Heey ik kom ook uit larache leuke mooie stad is het heb het gemist.

----------


## Bella_maffia

jah zeker het is zeker een mooie stad met leuke en gezellige mensen allemaaal :P ben trots oppppp

----------


## MMMustapha

> _Geplaatst door thaibox_girl_ 
> *halloooooooo alle mensen uit larache
>  hallooooooooooooo.
> langs niks van me laten horen maar nu weer..
> 
> ik vind me zelf puur 3raychiya want ben zelf daar geboren, in legerooooo......
> en ben blij dat jullie allemaal hebben gereageerd op larache maar ik woon zelf daar al tijdje niet meer.
> 
> maar ik weet wel dat het niet meer so leuk is als vroeger de orginele stadje van me hartje te veel nieuwe mensen daar in larache horen eigenlijk jebala te wonnen maar nuheb je meer berberss maar dat maak niet uit 
> ...


Asallaam LARACHE !!

Ik ben in LARACHE geboren en tot de dag van vandaag TROTS dat ik juist daar geboren ben  :knipoog:  

Ik wil ff wat opmerken ThaiBox girl, en dat is dat het vanzelfsprekend is dat LARACHE niet meer dezelfde is als toen maar dat is goed want " he als je niet verandert dan sta je stil en als je stil staat dan ben je achteruit aan het gaan ;-) onthouden he.

Ik vind het Prachtig en tegelijkertijd een verijking van LARACHE dat er meer verschillende mensen komen wonen rijk of arm zwat of wit of ARABIER of BERBER of SPANJAARD of FRANS of JODEN het is allemaal cool ......in feite zoals het nu al generaties daar gewoon is en was en zal blijven! dit maakt Marokko zinderend MOOI naast het ongerepte natuur en zee .........een beauty ! damn wat doe ik nog hier.... 

Je kent toch die grote spaanse kerk in het centrum met die grote blauwe kruis toch? vlakbij cinima Espanja ..toch. nou heb je ooit gehoord of gelezen dat er een steen door een ruit is gegooid?? nee toch?. zie je. En wat dacht je van Fabrika de LUCUS van die rijke spanjaard die je ziet staan als je naar Playa gaat en waardoor soms de tomaatjes leterlijk aanspoelen? ....hahahha ja toch?!

__________

- **Opdracht A**
In welke stad is MMMustapha volgens de bron geboren?
- **Opdracht B**
Neem uit de gegevens letterlijk alles over, vanaf het begin tot en met de regel waarin "222, 127, 232]" staat.

__________

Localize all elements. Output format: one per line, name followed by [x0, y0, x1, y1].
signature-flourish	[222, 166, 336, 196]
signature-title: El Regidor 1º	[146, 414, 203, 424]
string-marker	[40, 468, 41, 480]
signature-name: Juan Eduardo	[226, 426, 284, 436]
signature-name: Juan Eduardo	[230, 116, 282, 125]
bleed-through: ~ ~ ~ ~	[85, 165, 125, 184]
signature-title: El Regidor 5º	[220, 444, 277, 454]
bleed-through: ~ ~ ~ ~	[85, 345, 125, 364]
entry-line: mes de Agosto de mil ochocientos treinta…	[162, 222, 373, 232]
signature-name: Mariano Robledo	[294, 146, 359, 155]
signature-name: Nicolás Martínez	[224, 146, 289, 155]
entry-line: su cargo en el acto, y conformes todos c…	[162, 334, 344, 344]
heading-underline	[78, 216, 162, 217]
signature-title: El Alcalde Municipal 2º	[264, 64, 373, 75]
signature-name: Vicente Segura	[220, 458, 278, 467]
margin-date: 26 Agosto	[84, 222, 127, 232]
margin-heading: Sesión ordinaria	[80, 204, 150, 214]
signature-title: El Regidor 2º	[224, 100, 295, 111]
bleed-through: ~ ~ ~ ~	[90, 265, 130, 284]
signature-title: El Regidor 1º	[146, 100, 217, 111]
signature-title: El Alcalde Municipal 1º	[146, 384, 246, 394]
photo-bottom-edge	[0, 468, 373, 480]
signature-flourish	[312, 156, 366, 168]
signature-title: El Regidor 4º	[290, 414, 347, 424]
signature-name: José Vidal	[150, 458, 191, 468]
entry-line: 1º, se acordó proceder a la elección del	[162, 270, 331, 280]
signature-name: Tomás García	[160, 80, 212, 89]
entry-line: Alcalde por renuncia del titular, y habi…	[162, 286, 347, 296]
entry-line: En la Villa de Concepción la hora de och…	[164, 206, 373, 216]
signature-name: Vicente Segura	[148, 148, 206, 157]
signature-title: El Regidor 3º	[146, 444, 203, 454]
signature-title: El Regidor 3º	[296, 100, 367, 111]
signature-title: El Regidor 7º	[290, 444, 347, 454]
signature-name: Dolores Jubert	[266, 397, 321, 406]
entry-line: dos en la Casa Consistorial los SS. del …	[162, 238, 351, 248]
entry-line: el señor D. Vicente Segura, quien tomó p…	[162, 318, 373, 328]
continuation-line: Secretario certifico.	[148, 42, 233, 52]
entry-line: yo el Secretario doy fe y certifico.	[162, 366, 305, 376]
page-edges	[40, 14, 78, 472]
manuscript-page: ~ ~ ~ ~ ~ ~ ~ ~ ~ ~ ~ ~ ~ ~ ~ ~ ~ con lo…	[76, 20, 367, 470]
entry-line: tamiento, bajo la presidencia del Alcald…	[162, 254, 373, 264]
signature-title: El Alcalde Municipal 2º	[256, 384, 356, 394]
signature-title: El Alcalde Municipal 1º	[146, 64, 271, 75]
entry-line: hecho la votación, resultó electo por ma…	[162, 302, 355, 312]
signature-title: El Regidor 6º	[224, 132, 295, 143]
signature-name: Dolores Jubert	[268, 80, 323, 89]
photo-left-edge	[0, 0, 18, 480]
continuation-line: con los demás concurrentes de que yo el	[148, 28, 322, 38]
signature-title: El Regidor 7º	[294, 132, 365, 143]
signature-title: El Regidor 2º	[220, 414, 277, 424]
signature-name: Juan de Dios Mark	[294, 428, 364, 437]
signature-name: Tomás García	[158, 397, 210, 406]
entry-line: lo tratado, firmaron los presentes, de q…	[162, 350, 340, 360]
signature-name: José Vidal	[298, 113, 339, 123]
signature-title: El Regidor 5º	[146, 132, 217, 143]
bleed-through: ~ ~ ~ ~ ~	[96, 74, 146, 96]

__________

- **Antwoord A**
In Larache.

- **Antwoord B**
Localize all elements. Output format: one per line, name followed by [x0, y0, x1, y1].
signature-flourish	[222, 166, 336, 196]
signature-title: El Regidor 1º	[146, 414, 203, 424]
string-marker	[40, 468, 41, 480]
signature-name: Juan Eduardo	[226, 426, 284, 436]
signature-name: Juan Eduardo	[230, 116, 282, 125]
bleed-through: ~ ~ ~ ~	[85, 165, 125, 184]
signature-title: El Regidor 5º	[220, 444, 277, 454]
bleed-through: ~ ~ ~ ~	[85, 345, 125, 364]
entry-line: mes de Agosto de mil ochocientos treinta…	[162, 222, 373, 232]
signature-name: Mariano Robledo	[294, 146, 359, 155]
signature-name: Nicolás Martínez	[224, 146, 289, 155]
entry-line: su cargo en el acto, y conformes todos c…	[162, 334, 344, 344]
heading-underline	[78, 216, 162, 217]
signature-title: El Alcalde Municipal 2º	[264, 64, 373, 75]
signature-name: Vicente Segura	[220, 458, 278, 467]
margin-date: 26 Agosto	[84, 222, 127, 232]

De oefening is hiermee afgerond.